**RECORDS TO PROCESS:**
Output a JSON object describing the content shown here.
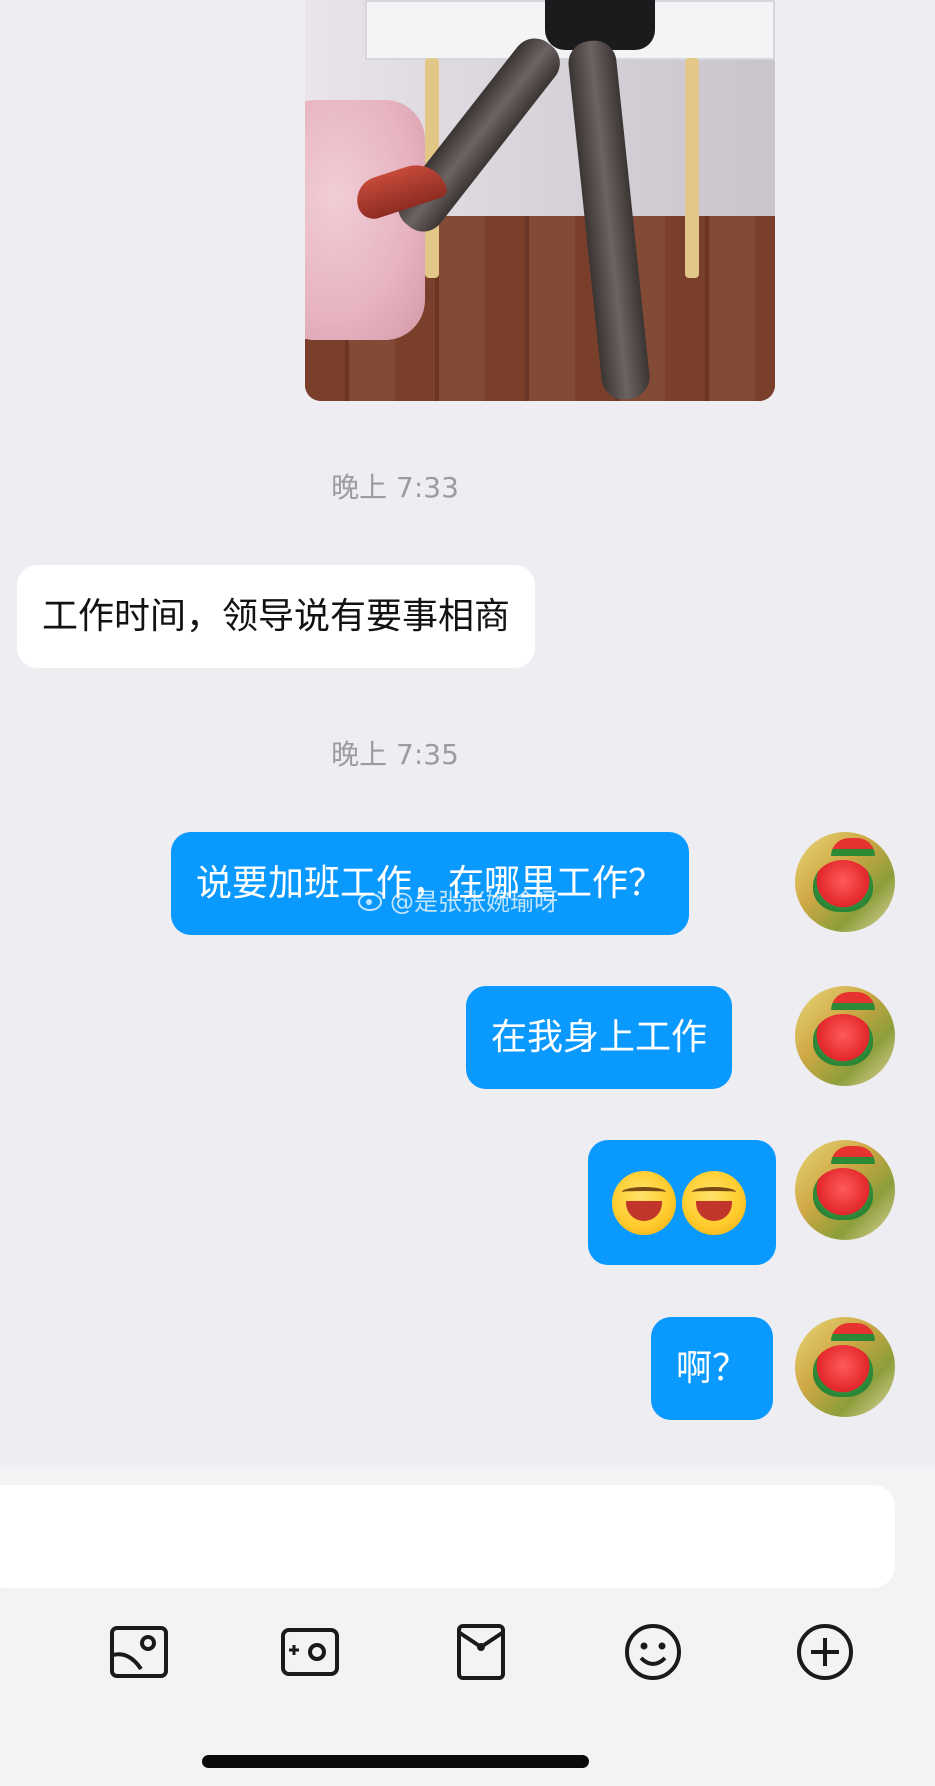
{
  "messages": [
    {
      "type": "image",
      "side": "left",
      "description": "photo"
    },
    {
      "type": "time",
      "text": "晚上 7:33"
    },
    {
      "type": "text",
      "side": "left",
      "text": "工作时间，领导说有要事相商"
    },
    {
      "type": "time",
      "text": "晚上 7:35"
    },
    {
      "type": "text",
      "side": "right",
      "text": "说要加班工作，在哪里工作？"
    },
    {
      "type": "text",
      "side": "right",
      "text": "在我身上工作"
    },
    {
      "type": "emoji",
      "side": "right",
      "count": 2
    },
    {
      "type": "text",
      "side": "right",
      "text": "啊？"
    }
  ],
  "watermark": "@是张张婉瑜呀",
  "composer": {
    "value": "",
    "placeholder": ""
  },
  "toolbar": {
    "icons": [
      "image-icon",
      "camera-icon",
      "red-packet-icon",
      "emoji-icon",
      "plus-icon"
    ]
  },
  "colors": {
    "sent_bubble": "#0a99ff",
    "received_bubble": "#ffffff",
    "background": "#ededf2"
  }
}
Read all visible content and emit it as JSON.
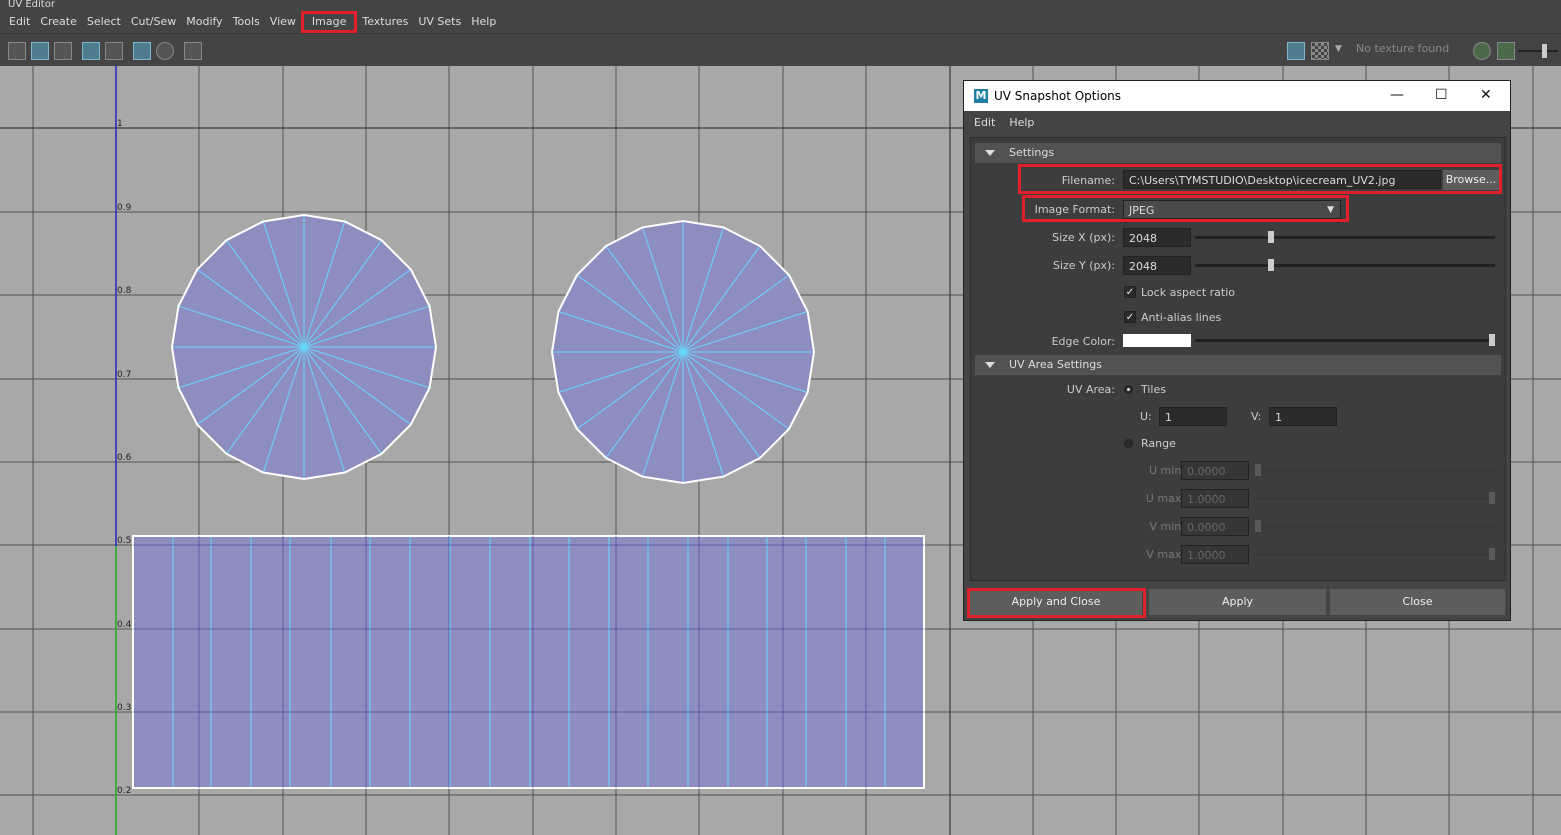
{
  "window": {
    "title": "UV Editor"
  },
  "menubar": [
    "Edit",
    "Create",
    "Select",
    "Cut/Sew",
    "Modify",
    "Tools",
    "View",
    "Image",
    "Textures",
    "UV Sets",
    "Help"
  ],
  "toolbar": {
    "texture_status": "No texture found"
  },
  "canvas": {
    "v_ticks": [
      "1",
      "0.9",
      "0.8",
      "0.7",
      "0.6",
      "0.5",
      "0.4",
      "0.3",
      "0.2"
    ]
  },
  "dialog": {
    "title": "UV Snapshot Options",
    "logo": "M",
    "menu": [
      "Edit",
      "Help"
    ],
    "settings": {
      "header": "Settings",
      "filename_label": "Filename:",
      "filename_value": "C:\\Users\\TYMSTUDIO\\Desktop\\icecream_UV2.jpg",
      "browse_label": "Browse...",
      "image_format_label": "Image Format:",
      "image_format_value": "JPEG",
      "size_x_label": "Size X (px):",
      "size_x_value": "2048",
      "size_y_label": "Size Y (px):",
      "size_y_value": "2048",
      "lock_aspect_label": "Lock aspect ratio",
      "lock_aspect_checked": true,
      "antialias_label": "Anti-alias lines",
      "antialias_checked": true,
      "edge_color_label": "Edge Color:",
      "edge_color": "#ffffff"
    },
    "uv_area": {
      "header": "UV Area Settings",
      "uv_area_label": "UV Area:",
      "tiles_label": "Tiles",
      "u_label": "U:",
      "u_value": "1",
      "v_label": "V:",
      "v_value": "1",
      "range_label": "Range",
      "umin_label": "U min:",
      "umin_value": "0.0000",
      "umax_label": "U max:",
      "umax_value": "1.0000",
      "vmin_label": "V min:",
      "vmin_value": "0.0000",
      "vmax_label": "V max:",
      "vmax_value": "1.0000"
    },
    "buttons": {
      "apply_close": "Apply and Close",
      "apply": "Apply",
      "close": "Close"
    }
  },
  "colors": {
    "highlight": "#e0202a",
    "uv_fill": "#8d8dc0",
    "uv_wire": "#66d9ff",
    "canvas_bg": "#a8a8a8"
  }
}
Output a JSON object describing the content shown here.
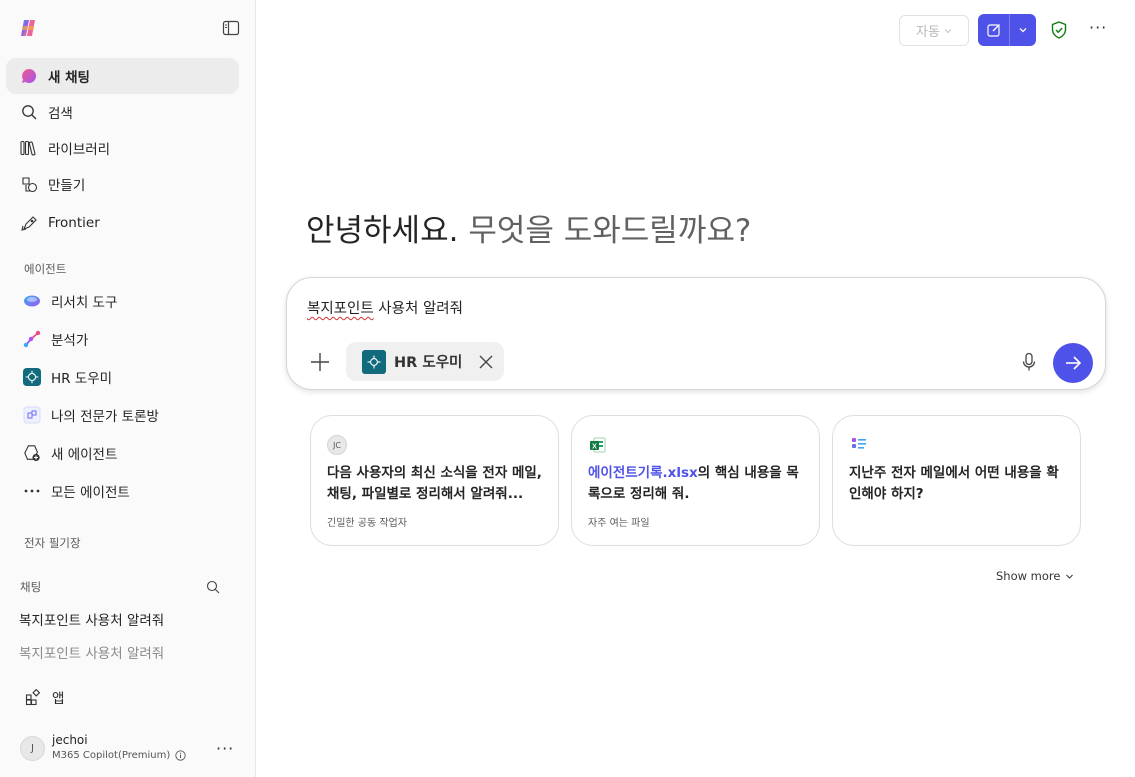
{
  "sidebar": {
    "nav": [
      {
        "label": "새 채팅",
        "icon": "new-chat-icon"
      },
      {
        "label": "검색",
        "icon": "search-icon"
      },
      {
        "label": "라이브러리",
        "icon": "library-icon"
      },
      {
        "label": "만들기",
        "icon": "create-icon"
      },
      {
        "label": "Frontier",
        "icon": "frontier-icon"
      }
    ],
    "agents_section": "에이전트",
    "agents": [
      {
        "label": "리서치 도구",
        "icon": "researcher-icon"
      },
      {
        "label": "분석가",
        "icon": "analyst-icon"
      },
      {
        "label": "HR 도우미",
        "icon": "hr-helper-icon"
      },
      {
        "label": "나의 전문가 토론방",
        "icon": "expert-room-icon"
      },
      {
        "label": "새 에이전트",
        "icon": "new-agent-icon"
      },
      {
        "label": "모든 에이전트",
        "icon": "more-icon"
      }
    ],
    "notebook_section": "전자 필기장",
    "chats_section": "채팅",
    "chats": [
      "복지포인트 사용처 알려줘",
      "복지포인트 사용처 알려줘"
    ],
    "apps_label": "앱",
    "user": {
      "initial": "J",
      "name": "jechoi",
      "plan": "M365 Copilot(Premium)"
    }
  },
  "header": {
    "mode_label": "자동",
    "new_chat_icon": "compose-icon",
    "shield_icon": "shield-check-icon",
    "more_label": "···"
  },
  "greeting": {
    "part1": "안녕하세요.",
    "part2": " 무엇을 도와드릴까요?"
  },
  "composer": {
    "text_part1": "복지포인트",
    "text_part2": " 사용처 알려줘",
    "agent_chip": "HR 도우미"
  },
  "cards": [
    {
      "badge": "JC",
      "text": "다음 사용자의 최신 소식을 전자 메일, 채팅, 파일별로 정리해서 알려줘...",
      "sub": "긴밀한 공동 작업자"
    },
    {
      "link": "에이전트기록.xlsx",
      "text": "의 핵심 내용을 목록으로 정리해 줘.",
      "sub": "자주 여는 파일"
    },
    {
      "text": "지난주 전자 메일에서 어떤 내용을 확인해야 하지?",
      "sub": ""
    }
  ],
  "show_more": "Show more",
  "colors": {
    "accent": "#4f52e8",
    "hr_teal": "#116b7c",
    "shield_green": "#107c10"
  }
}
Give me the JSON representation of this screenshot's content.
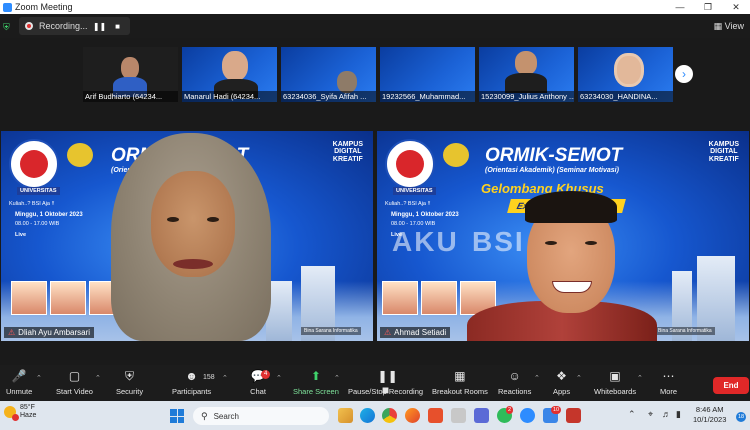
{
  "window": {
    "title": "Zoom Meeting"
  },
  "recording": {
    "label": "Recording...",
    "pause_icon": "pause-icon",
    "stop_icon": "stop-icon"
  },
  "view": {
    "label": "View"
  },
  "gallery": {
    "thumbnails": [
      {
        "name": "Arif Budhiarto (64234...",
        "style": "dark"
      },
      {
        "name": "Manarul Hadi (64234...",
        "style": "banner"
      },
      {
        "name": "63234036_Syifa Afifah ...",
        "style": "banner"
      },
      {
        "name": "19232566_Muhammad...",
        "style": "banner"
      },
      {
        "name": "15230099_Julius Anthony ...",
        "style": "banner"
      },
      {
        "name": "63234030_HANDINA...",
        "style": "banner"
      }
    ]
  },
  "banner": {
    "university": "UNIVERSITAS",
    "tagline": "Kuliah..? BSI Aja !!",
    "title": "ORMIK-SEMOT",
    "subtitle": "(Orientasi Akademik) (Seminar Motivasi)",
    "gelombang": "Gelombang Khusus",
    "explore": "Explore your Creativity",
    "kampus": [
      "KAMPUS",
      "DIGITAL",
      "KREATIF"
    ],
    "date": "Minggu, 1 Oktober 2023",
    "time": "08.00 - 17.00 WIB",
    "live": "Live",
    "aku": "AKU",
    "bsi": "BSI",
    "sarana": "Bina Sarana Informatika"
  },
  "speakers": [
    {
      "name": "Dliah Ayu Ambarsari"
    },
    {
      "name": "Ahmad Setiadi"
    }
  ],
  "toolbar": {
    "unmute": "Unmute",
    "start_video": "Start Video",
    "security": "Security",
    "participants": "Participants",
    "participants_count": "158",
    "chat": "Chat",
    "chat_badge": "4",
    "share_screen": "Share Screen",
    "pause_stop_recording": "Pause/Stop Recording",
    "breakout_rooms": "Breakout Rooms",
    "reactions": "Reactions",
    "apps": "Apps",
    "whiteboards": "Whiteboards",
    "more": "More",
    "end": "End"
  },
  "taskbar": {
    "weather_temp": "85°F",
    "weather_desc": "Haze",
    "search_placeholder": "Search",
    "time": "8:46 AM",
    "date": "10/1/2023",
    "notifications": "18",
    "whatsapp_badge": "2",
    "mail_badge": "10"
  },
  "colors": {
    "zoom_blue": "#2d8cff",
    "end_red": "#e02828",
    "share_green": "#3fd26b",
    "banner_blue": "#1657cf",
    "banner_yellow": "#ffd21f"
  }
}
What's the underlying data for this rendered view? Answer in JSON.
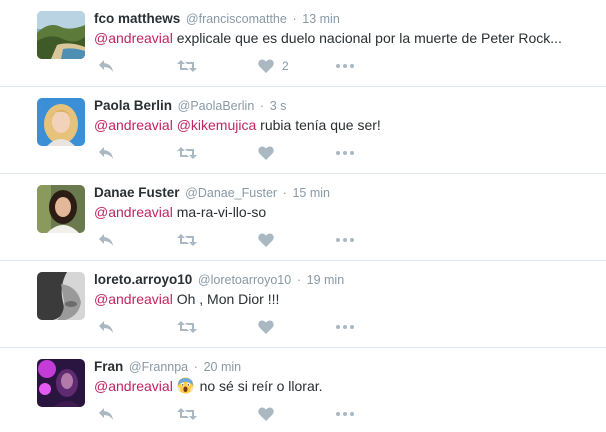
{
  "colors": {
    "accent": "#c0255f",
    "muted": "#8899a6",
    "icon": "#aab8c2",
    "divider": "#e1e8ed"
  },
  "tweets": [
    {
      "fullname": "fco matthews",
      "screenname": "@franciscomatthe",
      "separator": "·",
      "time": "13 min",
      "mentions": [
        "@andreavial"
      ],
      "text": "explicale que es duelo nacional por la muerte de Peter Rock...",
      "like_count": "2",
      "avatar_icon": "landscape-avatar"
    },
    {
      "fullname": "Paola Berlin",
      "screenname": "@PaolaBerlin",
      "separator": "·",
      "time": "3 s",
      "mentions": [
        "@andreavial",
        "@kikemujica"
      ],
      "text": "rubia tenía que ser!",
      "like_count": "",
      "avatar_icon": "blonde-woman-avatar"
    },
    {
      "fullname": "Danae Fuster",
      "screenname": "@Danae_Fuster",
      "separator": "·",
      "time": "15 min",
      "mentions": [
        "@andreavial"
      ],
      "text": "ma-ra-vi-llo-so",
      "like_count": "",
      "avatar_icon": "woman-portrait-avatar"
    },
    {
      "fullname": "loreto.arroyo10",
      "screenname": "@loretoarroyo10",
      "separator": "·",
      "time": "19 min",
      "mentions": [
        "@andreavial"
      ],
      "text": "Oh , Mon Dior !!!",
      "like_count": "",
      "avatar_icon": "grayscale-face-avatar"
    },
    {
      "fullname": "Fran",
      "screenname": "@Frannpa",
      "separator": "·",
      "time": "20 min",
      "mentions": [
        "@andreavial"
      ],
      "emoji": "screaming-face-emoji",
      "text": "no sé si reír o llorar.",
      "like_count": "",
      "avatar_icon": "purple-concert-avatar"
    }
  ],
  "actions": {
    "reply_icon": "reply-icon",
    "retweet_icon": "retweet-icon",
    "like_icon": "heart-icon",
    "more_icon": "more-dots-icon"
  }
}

**WHAT YOU WILL DO:**
Pick out and copy the lines of the material that include the word "content".

**REPLY:**
Output a JSON object describing the content shown here.
Read all visible content and emit it as JSON.
Output a JSON object describing the content shown here.
Give me the JSON representation of this screenshot's content.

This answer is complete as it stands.